BEGIN Listed entries

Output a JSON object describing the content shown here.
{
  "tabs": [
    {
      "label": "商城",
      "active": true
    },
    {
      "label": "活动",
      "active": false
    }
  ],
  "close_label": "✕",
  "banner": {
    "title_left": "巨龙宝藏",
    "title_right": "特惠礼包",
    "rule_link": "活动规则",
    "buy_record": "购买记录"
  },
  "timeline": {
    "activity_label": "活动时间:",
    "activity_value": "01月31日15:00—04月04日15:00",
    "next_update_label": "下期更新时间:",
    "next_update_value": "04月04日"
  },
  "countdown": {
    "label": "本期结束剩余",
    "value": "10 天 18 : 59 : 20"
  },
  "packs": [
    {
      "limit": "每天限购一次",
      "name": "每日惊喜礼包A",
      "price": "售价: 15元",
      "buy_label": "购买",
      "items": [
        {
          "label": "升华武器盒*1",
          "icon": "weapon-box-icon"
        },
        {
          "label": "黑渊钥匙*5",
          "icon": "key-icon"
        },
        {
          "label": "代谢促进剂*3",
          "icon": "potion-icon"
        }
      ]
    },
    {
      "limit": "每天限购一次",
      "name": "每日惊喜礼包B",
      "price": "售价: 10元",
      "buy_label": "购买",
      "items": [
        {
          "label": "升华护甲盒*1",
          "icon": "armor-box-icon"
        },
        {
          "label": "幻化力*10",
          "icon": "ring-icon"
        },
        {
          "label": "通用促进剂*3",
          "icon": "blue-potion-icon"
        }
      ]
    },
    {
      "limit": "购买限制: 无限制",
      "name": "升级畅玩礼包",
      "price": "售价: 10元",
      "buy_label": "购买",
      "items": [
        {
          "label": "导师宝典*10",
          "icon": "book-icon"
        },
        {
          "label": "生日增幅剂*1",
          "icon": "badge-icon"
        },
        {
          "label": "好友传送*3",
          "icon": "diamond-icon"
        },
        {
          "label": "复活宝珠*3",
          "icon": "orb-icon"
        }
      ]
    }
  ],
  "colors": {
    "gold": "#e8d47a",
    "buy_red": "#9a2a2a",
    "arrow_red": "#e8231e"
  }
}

END Listed entries

**Given exercise:**
Copy out every line of the data above, exactly as given.

**Result of this task:**
Output a JSON object describing the content shown here.
{
  "tabs": [
    {
      "label": "商城",
      "active": true
    },
    {
      "label": "活动",
      "active": false
    }
  ],
  "close_label": "✕",
  "banner": {
    "title_left": "巨龙宝藏",
    "title_right": "特惠礼包",
    "rule_link": "活动规则",
    "buy_record": "购买记录"
  },
  "timeline": {
    "activity_label": "活动时间:",
    "activity_value": "01月31日15:00—04月04日15:00",
    "next_update_label": "下期更新时间:",
    "next_update_value": "04月04日"
  },
  "countdown": {
    "label": "本期结束剩余",
    "value": "10 天 18 : 59 : 20"
  },
  "packs": [
    {
      "limit": "每天限购一次",
      "name": "每日惊喜礼包A",
      "price": "售价: 15元",
      "buy_label": "购买",
      "items": [
        {
          "label": "升华武器盒*1",
          "icon": "weapon-box-icon"
        },
        {
          "label": "黑渊钥匙*5",
          "icon": "key-icon"
        },
        {
          "label": "代谢促进剂*3",
          "icon": "potion-icon"
        }
      ]
    },
    {
      "limit": "每天限购一次",
      "name": "每日惊喜礼包B",
      "price": "售价: 10元",
      "buy_label": "购买",
      "items": [
        {
          "label": "升华护甲盒*1",
          "icon": "armor-box-icon"
        },
        {
          "label": "幻化力*10",
          "icon": "ring-icon"
        },
        {
          "label": "通用促进剂*3",
          "icon": "blue-potion-icon"
        }
      ]
    },
    {
      "limit": "购买限制: 无限制",
      "name": "升级畅玩礼包",
      "price": "售价: 10元",
      "buy_label": "购买",
      "items": [
        {
          "label": "导师宝典*10",
          "icon": "book-icon"
        },
        {
          "label": "生日增幅剂*1",
          "icon": "badge-icon"
        },
        {
          "label": "好友传送*3",
          "icon": "diamond-icon"
        },
        {
          "label": "复活宝珠*3",
          "icon": "orb-icon"
        }
      ]
    }
  ],
  "colors": {
    "gold": "#e8d47a",
    "buy_red": "#9a2a2a",
    "arrow_red": "#e8231e"
  }
}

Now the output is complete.